> [Exercise instructions]:
a: Summarize the blog posts below in two sentences.
b: Reproduce the blog posts below from "I didn't modify" up to and including "at the moment.".

> [Extract provided]:
□ □ □ □ □

Sunday, June 26, 2011

Life (and death)

Mortality is scary.
I've been thinking a lot about life and death lately.
I've been reminded of the percentage; 100% of us die.

The things we do, no matter good or bad, don't affect that fact. Eating whole foods. Exercising our muscles. Using our brains. Feeling emotions. Avoiding stress. Releasing tension. Loving others and ourselves.

When someone gets close to the end of their life people say:
It's about quality of life now.

When isn't it about quality of life?
That's what it is all about. Living life the best way you know how, experiencing the best life you can in the amount of time that you have, whether that is 5 years, 30 years, or 80 years. I know I'm going to die. I don't know when.

I choose to live the way I do not to extend my life, but to improve every second that I have. Sometimes that means eating kale salads so I feel energetic and satiated. Sometimes that means I eat doritos with guacamole while sitting on my couch to give my tastes pleasure.

If the way you eat doesn't improve your life, maybe think about changing the way you eat.
Happy Eating.


Monday, June 20, 2011

Veggie Pesto Bowl

I ate this dinner in approximately 41/2 minutes. I inhaled it. It was delicious.

I modified the original recipe for the pesto, which is here.
I didn't modify much of the original recipe for the vegetables, which is here.

Making pesto wasn't as hard you might think it would be, with it's fancy name and all. You just pulverize some garlic, some toasted pine nuts, some basil, more basil, and a splash of olive oil and water to top it off. Not hard. Don't buy the kind in the jar, make your own.
You could add walnuts instead of pine nuts. Add flavored oils instead of olive oil. You could have family pesto night where you make a bunch of kinds and everyone tastes them all and votes on their favorite! That would be so fun if you had kids or foodie friends over for a cocktail party. I pretty much just cook for Chris and I at the moment.

Pesto:
1 1/2 Cups of Basil Leaves, Packed
2 tbsp Minced Garlic
2 tbsp Toasted Pine Nuts
1 tbsp Extra Virgin Olive Oil
2 tbsp Parmesan Cheese (the real stuff!)
1 large pinch of Salt
1/4 cup of water

Blend the basil, garlic, and nuts in the food processor. It should be chunky. Then thin out the pesto with the oil and blend. Add the water little by little until you reach the desired texture. Blending in between additions of water.
Viola! Pesto. Delicious.


Veggie Bowl:

16 Purple Potatoes
2 tsp Extra Virgin Olive Oil
5 Scallions Sliced
3/4lb Shelled Peas (I used frozen)
1 large bunch of Asparagus cut into 1/2" pieces
1 can of Cannellini Beans
Salt and Pepper to taste
4 tbsp Pesto

I boiled the potatoes. I think they would be really good in this recipe if they were roasted, although, that would add some extra oil.

□ □ □ □ □

> [Available data]:
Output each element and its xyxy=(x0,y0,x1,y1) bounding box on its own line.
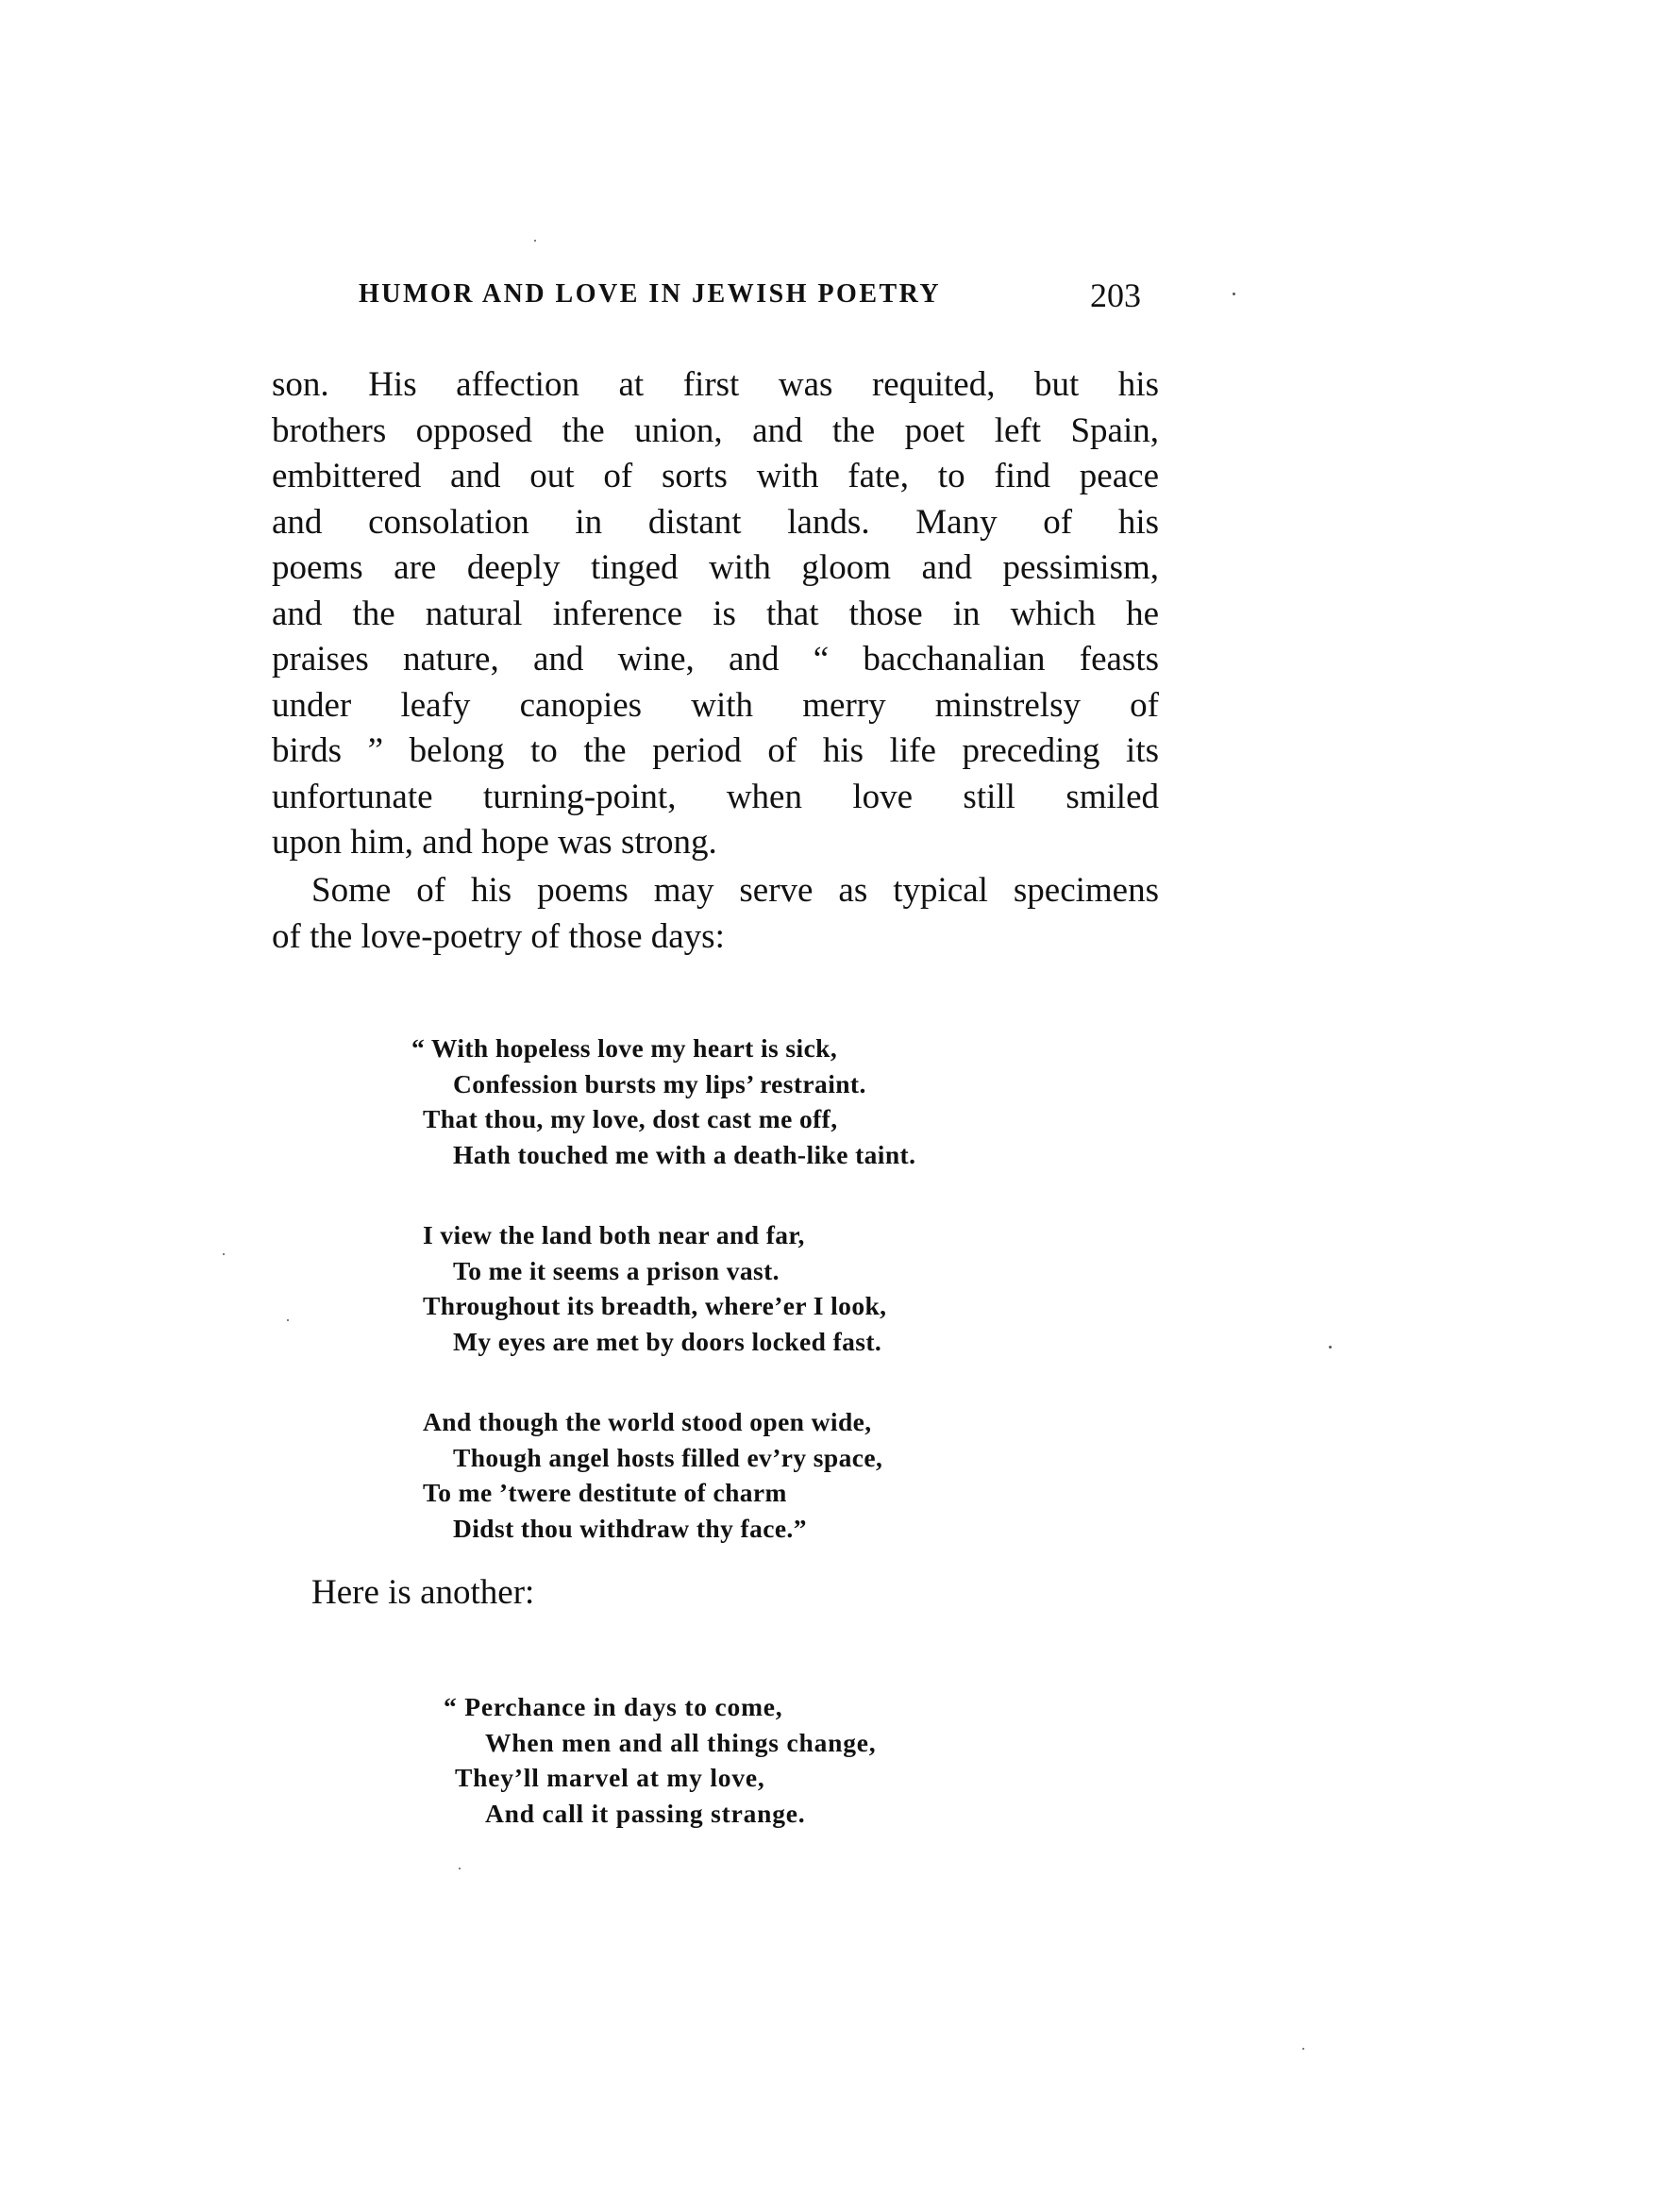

□ □ □ □ □

> [Responses to the exercise]:
a: In a post on life and death, the writer reflects that everyone dies regardless of how they live, argues that life is always about quality, and explains choosing a way of eating not to extend life but to improve every second of it. A second post gives a recipe for a veggie pesto bowl, with homemade pesto blended from basil, garlic, toasted pine nuts, olive oil, Parmesan, salt and water, served with purple potatoes, scallions, peas, asparagus and cannellini beans.

b:
I didn't modify much of the original recipe for the vegetables, which is here.

Making pesto wasn't as hard you might think it would be, with it's fancy name and all. You just pulverize some garlic, some toasted pine nuts, some basil, more basil, and a splash of olive oil and water to top it off. Not hard. Don't buy the kind in the jar, make your own.
You could add walnuts instead of pine nuts. Add flavored oils instead of olive oil. You could have family pesto night where you make a bunch of kinds and everyone tastes them all and votes on their favorite! That would be so fun if you had kids or foodie friends over for a cocktail party. I pretty much just cook for Chris and I at the moment.